- _Short task_
Output an exact reproduction of the data.

- _Records shown_
------------
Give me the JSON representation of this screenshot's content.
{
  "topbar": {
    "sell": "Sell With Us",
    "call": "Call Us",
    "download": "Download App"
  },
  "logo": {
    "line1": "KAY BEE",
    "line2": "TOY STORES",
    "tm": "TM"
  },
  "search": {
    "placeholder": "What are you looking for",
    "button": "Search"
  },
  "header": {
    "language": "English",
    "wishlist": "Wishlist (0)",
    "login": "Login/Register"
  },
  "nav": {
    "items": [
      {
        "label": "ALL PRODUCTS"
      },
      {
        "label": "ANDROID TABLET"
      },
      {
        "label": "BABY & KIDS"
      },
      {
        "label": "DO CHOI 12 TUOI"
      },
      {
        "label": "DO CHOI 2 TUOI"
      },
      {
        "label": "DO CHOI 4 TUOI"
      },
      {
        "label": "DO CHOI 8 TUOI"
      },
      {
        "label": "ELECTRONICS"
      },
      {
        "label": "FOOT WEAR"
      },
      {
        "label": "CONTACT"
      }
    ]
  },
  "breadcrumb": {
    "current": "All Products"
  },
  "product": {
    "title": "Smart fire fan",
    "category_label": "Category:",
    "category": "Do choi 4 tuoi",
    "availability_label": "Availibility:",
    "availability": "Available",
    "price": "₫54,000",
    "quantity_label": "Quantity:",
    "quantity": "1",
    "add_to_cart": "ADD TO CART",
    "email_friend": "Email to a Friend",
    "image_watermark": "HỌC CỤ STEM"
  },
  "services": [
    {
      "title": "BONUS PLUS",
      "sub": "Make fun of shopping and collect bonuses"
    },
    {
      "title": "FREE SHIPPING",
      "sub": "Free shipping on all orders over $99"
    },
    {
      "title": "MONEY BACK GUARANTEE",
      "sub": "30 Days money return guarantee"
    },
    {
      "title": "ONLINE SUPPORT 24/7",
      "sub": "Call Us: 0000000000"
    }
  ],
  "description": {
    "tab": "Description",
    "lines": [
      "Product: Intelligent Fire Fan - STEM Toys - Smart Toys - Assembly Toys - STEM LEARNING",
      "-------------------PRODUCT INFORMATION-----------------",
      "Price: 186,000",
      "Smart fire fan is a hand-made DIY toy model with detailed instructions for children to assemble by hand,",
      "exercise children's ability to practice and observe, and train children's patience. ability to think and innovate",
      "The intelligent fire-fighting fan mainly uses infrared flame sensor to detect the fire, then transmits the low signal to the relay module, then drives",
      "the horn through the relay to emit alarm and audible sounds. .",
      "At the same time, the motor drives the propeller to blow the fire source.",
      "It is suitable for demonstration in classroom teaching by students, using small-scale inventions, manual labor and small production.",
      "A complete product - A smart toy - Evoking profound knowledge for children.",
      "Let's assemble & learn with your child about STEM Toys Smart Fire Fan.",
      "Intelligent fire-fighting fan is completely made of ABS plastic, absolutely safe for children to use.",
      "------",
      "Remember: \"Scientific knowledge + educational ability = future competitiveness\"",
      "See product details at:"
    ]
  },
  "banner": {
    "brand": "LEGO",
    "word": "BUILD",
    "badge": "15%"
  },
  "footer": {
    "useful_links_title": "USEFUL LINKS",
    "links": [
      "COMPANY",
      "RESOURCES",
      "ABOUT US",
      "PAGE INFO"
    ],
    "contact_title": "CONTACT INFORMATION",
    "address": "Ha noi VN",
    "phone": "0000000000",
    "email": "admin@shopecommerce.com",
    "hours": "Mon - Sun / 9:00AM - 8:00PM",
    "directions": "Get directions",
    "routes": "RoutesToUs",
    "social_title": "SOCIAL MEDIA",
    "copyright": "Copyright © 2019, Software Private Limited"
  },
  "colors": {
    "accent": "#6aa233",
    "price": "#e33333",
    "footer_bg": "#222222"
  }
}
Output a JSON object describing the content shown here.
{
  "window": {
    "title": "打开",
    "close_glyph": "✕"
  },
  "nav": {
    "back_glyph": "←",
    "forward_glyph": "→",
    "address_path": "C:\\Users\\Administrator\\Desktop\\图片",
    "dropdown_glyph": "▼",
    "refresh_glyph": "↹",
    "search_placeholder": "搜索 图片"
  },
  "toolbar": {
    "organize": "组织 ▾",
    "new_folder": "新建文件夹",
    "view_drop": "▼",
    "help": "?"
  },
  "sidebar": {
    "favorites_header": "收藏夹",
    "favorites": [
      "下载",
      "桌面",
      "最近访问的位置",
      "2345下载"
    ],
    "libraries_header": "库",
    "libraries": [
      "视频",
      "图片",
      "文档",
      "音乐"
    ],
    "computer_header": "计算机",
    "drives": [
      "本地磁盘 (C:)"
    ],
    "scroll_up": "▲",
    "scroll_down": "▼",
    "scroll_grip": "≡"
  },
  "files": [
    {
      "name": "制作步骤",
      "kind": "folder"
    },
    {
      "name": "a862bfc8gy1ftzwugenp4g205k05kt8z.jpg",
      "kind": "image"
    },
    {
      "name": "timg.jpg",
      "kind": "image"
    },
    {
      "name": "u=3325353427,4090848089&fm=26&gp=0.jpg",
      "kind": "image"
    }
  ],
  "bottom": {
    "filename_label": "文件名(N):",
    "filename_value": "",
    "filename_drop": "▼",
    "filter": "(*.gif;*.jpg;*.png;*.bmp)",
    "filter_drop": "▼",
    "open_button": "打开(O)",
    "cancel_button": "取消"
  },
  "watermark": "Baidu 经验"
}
------------
- _Task solution_
Give me the JSON representation of this screenshot's content.
{
  "topbar": {
    "sell": "Sell With Us",
    "call": "Call Us",
    "download": "Download App"
  },
  "logo": {
    "line1": "KAY BEE",
    "line2": "TOY STORES",
    "tm": "TM"
  },
  "search": {
    "placeholder": "What are you looking for",
    "button": "Search"
  },
  "header": {
    "language": "English",
    "wishlist": "Wishlist (0)",
    "login": "Login/Register"
  },
  "nav": {
    "items": [
      {
        "label": "ALL PRODUCTS"
      },
      {
        "label": "ANDROID TABLET"
      },
      {
        "label": "BABY & KIDS"
      },
      {
        "label": "DO CHOI 12 TUOI"
      },
      {
        "label": "DO CHOI 2 TUOI"
      },
      {
        "label": "DO CHOI 4 TUOI"
      },
      {
        "label": "DO CHOI 8 TUOI"
      },
      {
        "label": "ELECTRONICS"
      },
      {
        "label": "FOOT WEAR"
      },
      {
        "label": "CONTACT"
      }
    ]
  },
  "breadcrumb": {
    "current": "All Products"
  },
  "product": {
    "title": "Smart fire fan",
    "category_label": "Category:",
    "category": "Do choi 4 tuoi",
    "availability_label": "Availibility:",
    "availability": "Available",
    "price": "₫54,000",
    "quantity_label": "Quantity:",
    "quantity": "1",
    "add_to_cart": "ADD TO CART",
    "email_friend": "Email to a Friend",
    "image_watermark": "HỌC CỤ STEM"
  },
  "services": [
    {
      "title": "BONUS PLUS",
      "sub": "Make fun of shopping and collect bonuses"
    },
    {
      "title": "FREE SHIPPING",
      "sub": "Free shipping on all orders over $99"
    },
    {
      "title": "MONEY BACK GUARANTEE",
      "sub": "30 Days money return guarantee"
    },
    {
      "title": "ONLINE SUPPORT 24/7",
      "sub": "Call Us: 0000000000"
    }
  ],
  "description": {
    "tab": "Description",
    "lines": [
      "Product: Intelligent Fire Fan - STEM Toys - Smart Toys - Assembly Toys - STEM LEARNING",
      "-------------------PRODUCT INFORMATION-----------------",
      "Price: 186,000",
      "Smart fire fan is a hand-made DIY toy model with detailed instructions for children to assemble by hand,",
      "exercise children's ability to practice and observe, and train children's patience. ability to think and innovate",
      "The intelligent fire-fighting fan mainly uses infrared flame sensor to detect the fire, then transmits the low signal to the relay module, then drives",
      "the horn through the relay to emit alarm and audible sounds. .",
      "At the same time, the motor drives the propeller to blow the fire source.",
      "It is suitable for demonstration in classroom teaching by students, using small-scale inventions, manual labor and small production.",
      "A complete product - A smart toy - Evoking profound knowledge for children.",
      "Let's assemble & learn with your child about STEM Toys Smart Fire Fan.",
      "Intelligent fire-fighting fan is completely made of ABS plastic, absolutely safe for children to use.",
      "------",
      "Remember: \"Scientific knowledge + educational ability = future competitiveness\"",
      "See product details at:"
    ]
  },
  "banner": {
    "brand": "LEGO",
    "word": "BUILD",
    "badge": "15%"
  },
  "footer": {
    "useful_links_title": "USEFUL LINKS",
    "links": [
      "COMPANY",
      "RESOURCES",
      "ABOUT US",
      "PAGE INFO"
    ],
    "contact_title": "CONTACT INFORMATION",
    "address": "Ha noi VN",
    "phone": "0000000000",
    "email": "admin@shopecommerce.com",
    "hours": "Mon - Sun / 9:00AM - 8:00PM",
    "directions": "Get directions",
    "routes": "RoutesToUs",
    "social_title": "SOCIAL MEDIA",
    "copyright": "Copyright © 2019, Software Private Limited"
  },
  "colors": {
    "accent": "#6aa233",
    "price": "#e33333",
    "footer_bg": "#222222"
  }
}
Output a JSON object describing the content shown here.
{
  "window": {
    "title": "打开",
    "close_glyph": "✕"
  },
  "nav": {
    "back_glyph": "←",
    "forward_glyph": "→",
    "address_path": "C:\\Users\\Administrator\\Desktop\\图片",
    "dropdown_glyph": "▼",
    "refresh_glyph": "↹",
    "search_placeholder": "搜索 图片"
  },
  "toolbar": {
    "organize": "组织 ▾",
    "new_folder": "新建文件夹",
    "view_drop": "▼",
    "help": "?"
  },
  "sidebar": {
    "favorites_header": "收藏夹",
    "favorites": [
      "下载",
      "桌面",
      "最近访问的位置",
      "2345下载"
    ],
    "libraries_header": "库",
    "libraries": [
      "视频",
      "图片",
      "文档",
      "音乐"
    ],
    "computer_header": "计算机",
    "drives": [
      "本地磁盘 (C:)"
    ],
    "scroll_up": "▲",
    "scroll_down": "▼",
    "scroll_grip": "≡"
  },
  "files": [
    {
      "name": "制作步骤",
      "kind": "folder"
    },
    {
      "name": "a862bfc8gy1ftzwugenp4g205k05kt8z.jpg",
      "kind": "image"
    },
    {
      "name": "timg.jpg",
      "kind": "image"
    },
    {
      "name": "u=3325353427,4090848089&fm=26&gp=0.jpg",
      "kind": "image"
    }
  ],
  "bottom": {
    "filename_label": "文件名(N):",
    "filename_value": "",
    "filename_drop": "▼",
    "filter": "(*.gif;*.jpg;*.png;*.bmp)",
    "filter_drop": "▼",
    "open_button": "打开(O)",
    "cancel_button": "取消"
  },
  "watermark": "Baidu 经验"
}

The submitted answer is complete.